## Task
Every entry that follows should be repeated exactly; drop the images.

>> START Given records

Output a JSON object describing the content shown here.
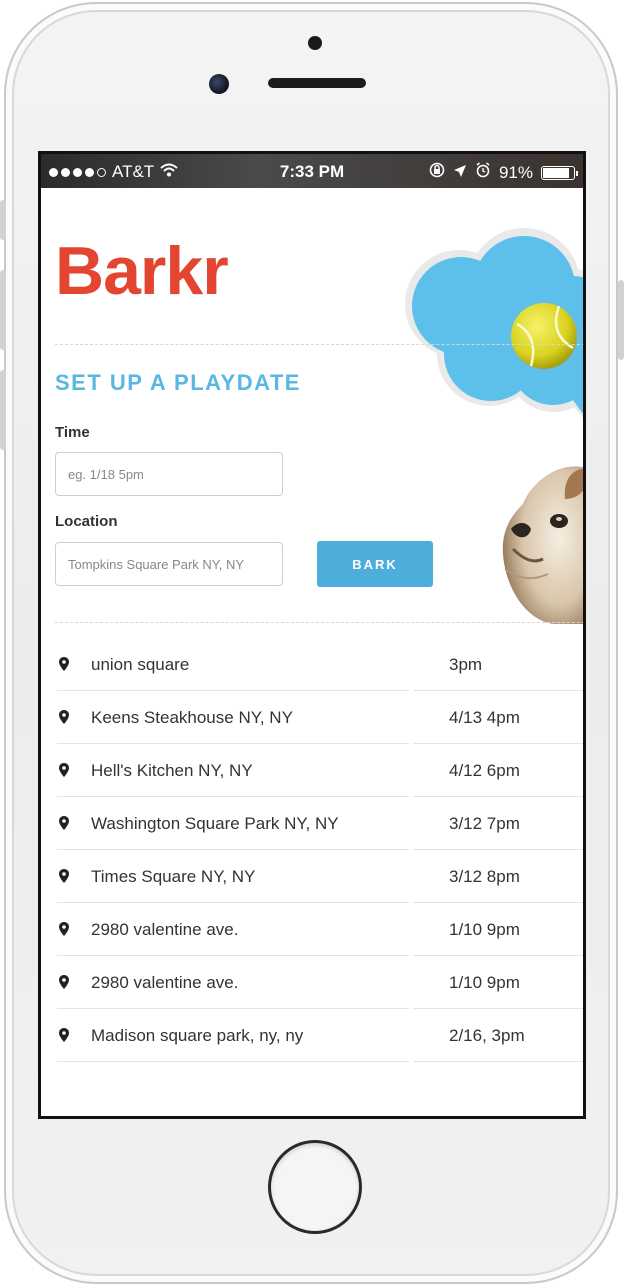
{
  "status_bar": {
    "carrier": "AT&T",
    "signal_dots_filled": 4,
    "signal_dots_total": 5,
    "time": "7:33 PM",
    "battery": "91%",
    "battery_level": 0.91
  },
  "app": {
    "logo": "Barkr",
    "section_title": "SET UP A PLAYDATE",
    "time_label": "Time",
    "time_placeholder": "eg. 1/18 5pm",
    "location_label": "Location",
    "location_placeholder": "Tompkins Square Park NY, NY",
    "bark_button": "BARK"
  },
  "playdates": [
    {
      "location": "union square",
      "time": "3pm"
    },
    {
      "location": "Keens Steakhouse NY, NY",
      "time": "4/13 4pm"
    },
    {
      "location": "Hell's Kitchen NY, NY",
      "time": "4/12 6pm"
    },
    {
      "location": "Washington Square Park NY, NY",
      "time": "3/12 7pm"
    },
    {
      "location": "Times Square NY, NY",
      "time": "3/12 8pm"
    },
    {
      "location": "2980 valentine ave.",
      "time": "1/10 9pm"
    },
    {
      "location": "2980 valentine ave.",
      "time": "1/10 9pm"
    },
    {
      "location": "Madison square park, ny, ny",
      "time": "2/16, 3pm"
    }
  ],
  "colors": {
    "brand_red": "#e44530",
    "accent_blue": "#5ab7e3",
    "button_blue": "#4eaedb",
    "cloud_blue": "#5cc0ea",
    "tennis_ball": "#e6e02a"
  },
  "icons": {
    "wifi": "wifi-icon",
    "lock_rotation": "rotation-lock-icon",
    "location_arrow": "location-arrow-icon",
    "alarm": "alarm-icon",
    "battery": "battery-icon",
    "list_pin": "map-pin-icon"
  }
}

>> END Given records

## Final answer
Output a JSON object describing the content shown here.
{
  "status_bar": {
    "carrier": "AT&T",
    "signal_dots_filled": 4,
    "signal_dots_total": 5,
    "time": "7:33 PM",
    "battery": "91%",
    "battery_level": 0.91
  },
  "app": {
    "logo": "Barkr",
    "section_title": "SET UP A PLAYDATE",
    "time_label": "Time",
    "time_placeholder": "eg. 1/18 5pm",
    "location_label": "Location",
    "location_placeholder": "Tompkins Square Park NY, NY",
    "bark_button": "BARK"
  },
  "playdates": [
    {
      "location": "union square",
      "time": "3pm"
    },
    {
      "location": "Keens Steakhouse NY, NY",
      "time": "4/13 4pm"
    },
    {
      "location": "Hell's Kitchen NY, NY",
      "time": "4/12 6pm"
    },
    {
      "location": "Washington Square Park NY, NY",
      "time": "3/12 7pm"
    },
    {
      "location": "Times Square NY, NY",
      "time": "3/12 8pm"
    },
    {
      "location": "2980 valentine ave.",
      "time": "1/10 9pm"
    },
    {
      "location": "2980 valentine ave.",
      "time": "1/10 9pm"
    },
    {
      "location": "Madison square park, ny, ny",
      "time": "2/16, 3pm"
    }
  ],
  "colors": {
    "brand_red": "#e44530",
    "accent_blue": "#5ab7e3",
    "button_blue": "#4eaedb",
    "cloud_blue": "#5cc0ea",
    "tennis_ball": "#e6e02a"
  },
  "icons": {
    "wifi": "wifi-icon",
    "lock_rotation": "rotation-lock-icon",
    "location_arrow": "location-arrow-icon",
    "alarm": "alarm-icon",
    "battery": "battery-icon",
    "list_pin": "map-pin-icon"
  }
}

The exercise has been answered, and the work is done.